### [Task objective]
Every entry in the following data should be output exactly.
··· Input material ···
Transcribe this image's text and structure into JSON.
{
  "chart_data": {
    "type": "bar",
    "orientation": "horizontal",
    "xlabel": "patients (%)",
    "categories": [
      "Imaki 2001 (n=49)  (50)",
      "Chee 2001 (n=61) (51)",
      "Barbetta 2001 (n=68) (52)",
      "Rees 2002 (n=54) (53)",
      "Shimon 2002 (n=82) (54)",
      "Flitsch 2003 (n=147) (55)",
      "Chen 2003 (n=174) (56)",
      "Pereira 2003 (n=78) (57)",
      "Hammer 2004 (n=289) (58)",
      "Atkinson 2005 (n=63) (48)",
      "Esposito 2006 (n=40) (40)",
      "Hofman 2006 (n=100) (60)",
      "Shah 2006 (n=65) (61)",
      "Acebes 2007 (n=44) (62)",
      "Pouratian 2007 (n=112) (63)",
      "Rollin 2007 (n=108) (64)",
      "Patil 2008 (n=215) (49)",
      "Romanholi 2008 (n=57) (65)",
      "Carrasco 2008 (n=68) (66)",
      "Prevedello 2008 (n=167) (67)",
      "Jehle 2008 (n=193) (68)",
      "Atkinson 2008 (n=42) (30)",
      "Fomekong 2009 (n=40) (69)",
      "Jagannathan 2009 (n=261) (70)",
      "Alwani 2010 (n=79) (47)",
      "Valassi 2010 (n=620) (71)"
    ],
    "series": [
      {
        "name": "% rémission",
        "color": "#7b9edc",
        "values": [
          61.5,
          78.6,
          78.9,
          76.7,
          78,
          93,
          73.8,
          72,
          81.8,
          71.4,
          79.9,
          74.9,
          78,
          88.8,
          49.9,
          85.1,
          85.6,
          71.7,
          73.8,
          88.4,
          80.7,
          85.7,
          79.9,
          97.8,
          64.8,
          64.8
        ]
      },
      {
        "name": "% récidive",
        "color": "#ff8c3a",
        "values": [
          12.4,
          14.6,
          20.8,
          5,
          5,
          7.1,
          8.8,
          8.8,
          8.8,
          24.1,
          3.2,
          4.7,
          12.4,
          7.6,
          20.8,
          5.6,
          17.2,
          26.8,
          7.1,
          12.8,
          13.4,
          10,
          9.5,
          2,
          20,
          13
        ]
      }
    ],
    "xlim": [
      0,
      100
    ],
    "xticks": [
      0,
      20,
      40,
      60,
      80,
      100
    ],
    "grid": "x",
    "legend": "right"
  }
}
···
### [Written reply]
Transcribe this image's text and structure into JSON.
{
  "chart_data": {
    "type": "bar",
    "orientation": "horizontal",
    "xlabel": "patients (%)",
    "categories": [
      "Imaki 2001 (n=49)  (50)",
      "Chee 2001 (n=61) (51)",
      "Barbetta 2001 (n=68) (52)",
      "Rees 2002 (n=54) (53)",
      "Shimon 2002 (n=82) (54)",
      "Flitsch 2003 (n=147) (55)",
      "Chen 2003 (n=174) (56)",
      "Pereira 2003 (n=78) (57)",
      "Hammer 2004 (n=289) (58)",
      "Atkinson 2005 (n=63) (48)",
      "Esposito 2006 (n=40) (40)",
      "Hofman 2006 (n=100) (60)",
      "Shah 2006 (n=65) (61)",
      "Acebes 2007 (n=44) (62)",
      "Pouratian 2007 (n=112) (63)",
      "Rollin 2007 (n=108) (64)",
      "Patil 2008 (n=215) (49)",
      "Romanholi 2008 (n=57) (65)",
      "Carrasco 2008 (n=68) (66)",
      "Prevedello 2008 (n=167) (67)",
      "Jehle 2008 (n=193) (68)",
      "Atkinson 2008 (n=42) (30)",
      "Fomekong 2009 (n=40) (69)",
      "Jagannathan 2009 (n=261) (70)",
      "Alwani 2010 (n=79) (47)",
      "Valassi 2010 (n=620) (71)"
    ],
    "series": [
      {
        "name": "% rémission",
        "color": "#7b9edc",
        "values": [
          61.5,
          78.6,
          78.9,
          76.7,
          78,
          93,
          73.8,
          72,
          81.8,
          71.4,
          79.9,
          74.9,
          78,
          88.8,
          49.9,
          85.1,
          85.6,
          71.7,
          73.8,
          88.4,
          80.7,
          85.7,
          79.9,
          97.8,
          64.8,
          64.8
        ]
      },
      {
        "name": "% récidive",
        "color": "#ff8c3a",
        "values": [
          12.4,
          14.6,
          20.8,
          5,
          5,
          7.1,
          8.8,
          8.8,
          8.8,
          24.1,
          3.2,
          4.7,
          12.4,
          7.6,
          20.8,
          5.6,
          17.2,
          26.8,
          7.1,
          12.8,
          13.4,
          10,
          9.5,
          2,
          20,
          13
        ]
      }
    ],
    "xlim": [
      0,
      100
    ],
    "xticks": [
      0,
      20,
      40,
      60,
      80,
      100
    ],
    "grid": "x",
    "legend": "right"
  }
}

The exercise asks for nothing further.